(RECORDS FOR THIS TASK Opens)

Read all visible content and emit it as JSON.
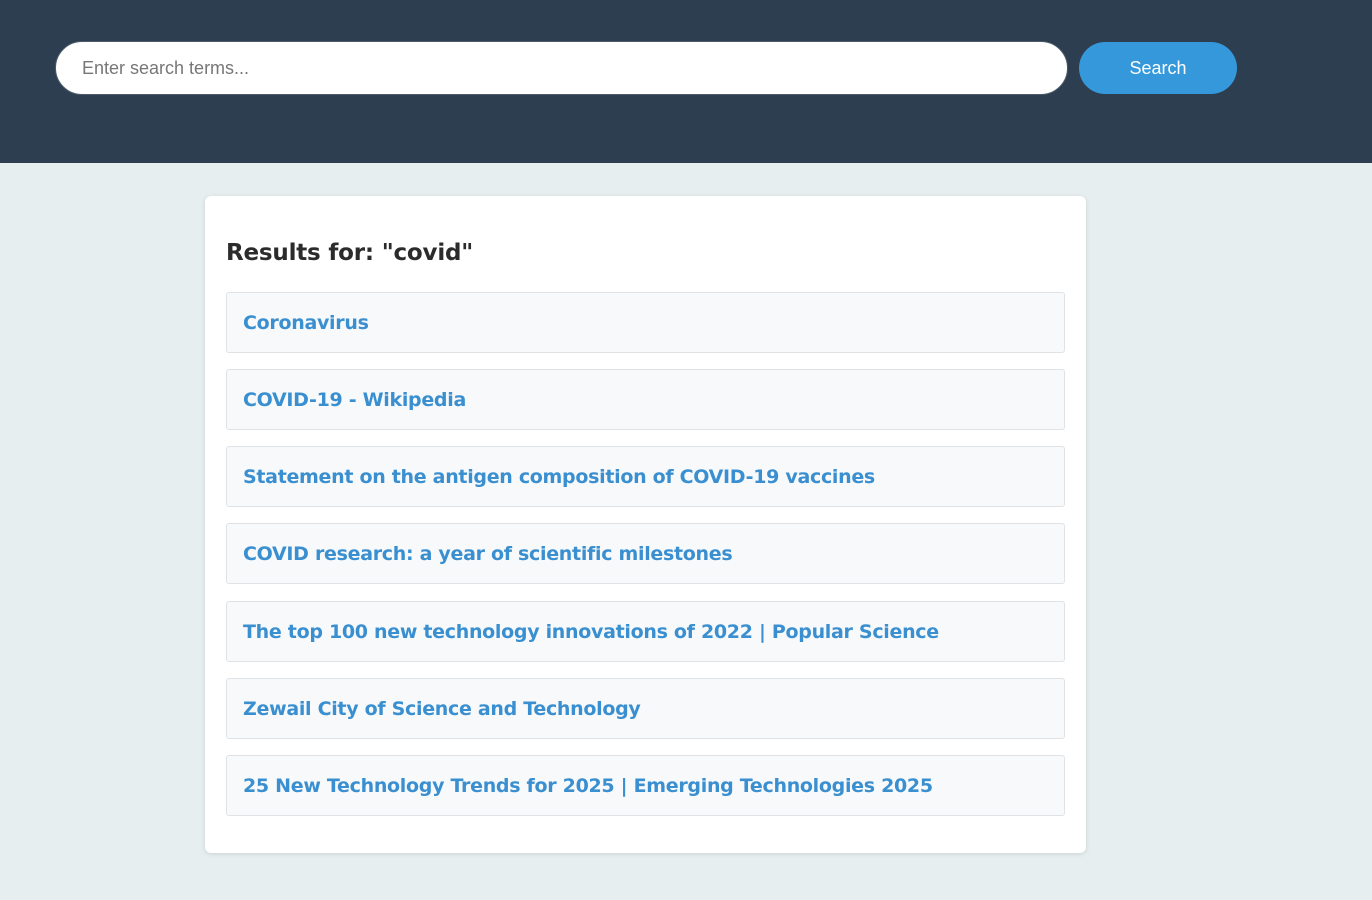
{
  "search": {
    "value": "",
    "placeholder": "Enter search terms...",
    "button_label": "Search"
  },
  "results": {
    "heading": "Results for: \"covid\"",
    "items": [
      {
        "title": "Coronavirus"
      },
      {
        "title": "COVID-19 - Wikipedia"
      },
      {
        "title": "Statement on the antigen composition of COVID-19 vaccines"
      },
      {
        "title": "COVID research: a year of scientific milestones"
      },
      {
        "title": "The top 100 new technology innovations of 2022 | Popular Science"
      },
      {
        "title": "Zewail City of Science and Technology"
      },
      {
        "title": "25 New Technology Trends for 2025 | Emerging Technologies 2025"
      }
    ]
  },
  "colors": {
    "header_bg": "#2d3e50",
    "page_bg": "#e6eef0",
    "accent": "#3498db",
    "link": "#3a8fd0"
  }
}
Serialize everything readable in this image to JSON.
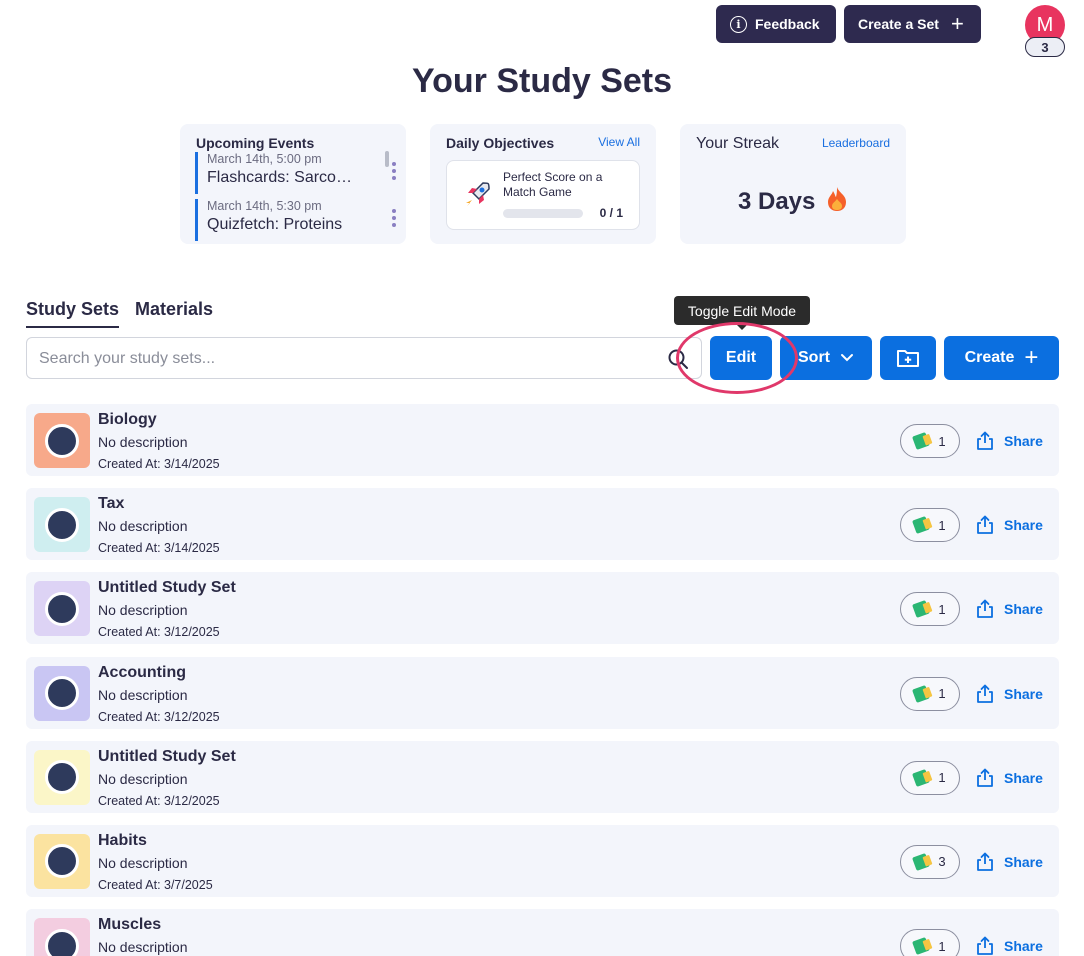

(RECORDS FOR THIS TASK Closes)

WORK TO BE COMPLETED -> What's needed is every record restated exactly, pictures excluded.

TASK RESULT ->
Read all visible content and emit it as JSON.
{
  "search": {
    "value": "",
    "placeholder": "Enter search terms...",
    "button_label": "Search"
  },
  "results": {
    "heading": "Results for: \"covid\"",
    "items": [
      {
        "title": "Coronavirus"
      },
      {
        "title": "COVID-19 - Wikipedia"
      },
      {
        "title": "Statement on the antigen composition of COVID-19 vaccines"
      },
      {
        "title": "COVID research: a year of scientific milestones"
      },
      {
        "title": "The top 100 new technology innovations of 2022 | Popular Science"
      },
      {
        "title": "Zewail City of Science and Technology"
      },
      {
        "title": "25 New Technology Trends for 2025 | Emerging Technologies 2025"
      }
    ]
  },
  "colors": {
    "header_bg": "#2d3e50",
    "page_bg": "#e6eef0",
    "accent": "#3498db",
    "link": "#3a8fd0"
  }
}
Serialize everything readable in this image to JSON.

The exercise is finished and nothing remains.